▶ Problem to work on
In the copy, include every entry exactly but none of the pictures.

'''

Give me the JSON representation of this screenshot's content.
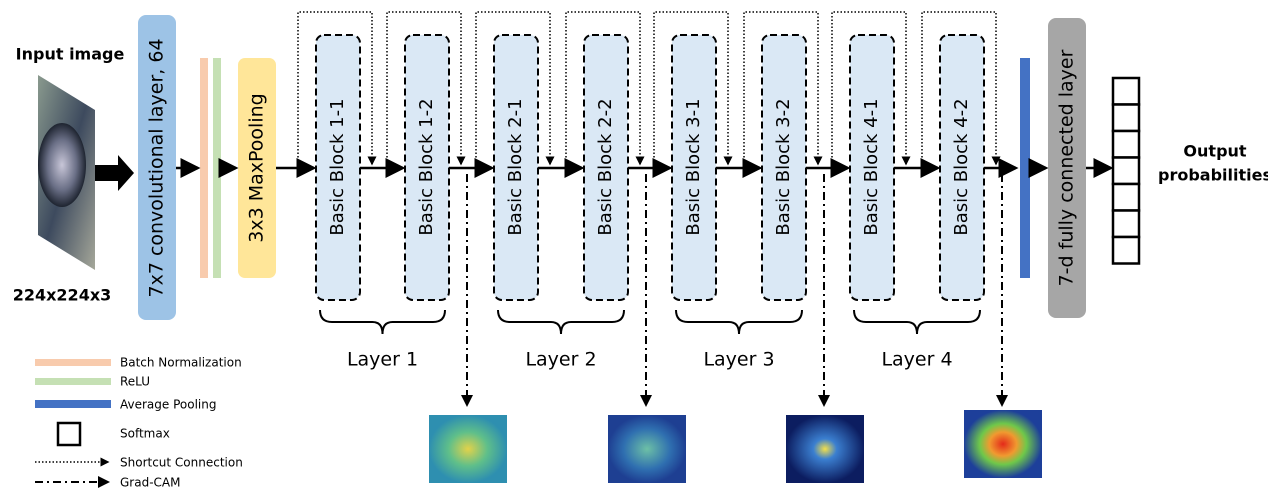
{
  "input": {
    "title": "Input image",
    "size": "224x224x3"
  },
  "conv": "7x7 convolutional layer, 64",
  "maxpool": "3x3 MaxPooling",
  "blocks": [
    "Basic Block 1-1",
    "Basic Block 1-2",
    "Basic Block 2-1",
    "Basic Block 2-2",
    "Basic Block 3-1",
    "Basic Block 3-2",
    "Basic Block 4-1",
    "Basic Block 4-2"
  ],
  "layers": [
    "Layer 1",
    "Layer 2",
    "Layer 3",
    "Layer 4"
  ],
  "fc": "7-d fully connected layer",
  "output": [
    "Output",
    "probabilities"
  ],
  "legend": [
    "Batch Normalization",
    "ReLU",
    "Average Pooling",
    "Softmax",
    "Shortcut Connection",
    "Grad-CAM"
  ]
}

'''

▶ Reply
Give me the JSON representation of this screenshot's content.
{
  "input": {
    "title": "Input image",
    "size": "224x224x3"
  },
  "conv": "7x7 convolutional layer, 64",
  "maxpool": "3x3 MaxPooling",
  "blocks": [
    "Basic Block 1-1",
    "Basic Block 1-2",
    "Basic Block 2-1",
    "Basic Block 2-2",
    "Basic Block 3-1",
    "Basic Block 3-2",
    "Basic Block 4-1",
    "Basic Block 4-2"
  ],
  "layers": [
    "Layer 1",
    "Layer 2",
    "Layer 3",
    "Layer 4"
  ],
  "fc": "7-d fully connected layer",
  "output": [
    "Output",
    "probabilities"
  ],
  "legend": [
    "Batch Normalization",
    "ReLU",
    "Average Pooling",
    "Softmax",
    "Shortcut Connection",
    "Grad-CAM"
  ]
}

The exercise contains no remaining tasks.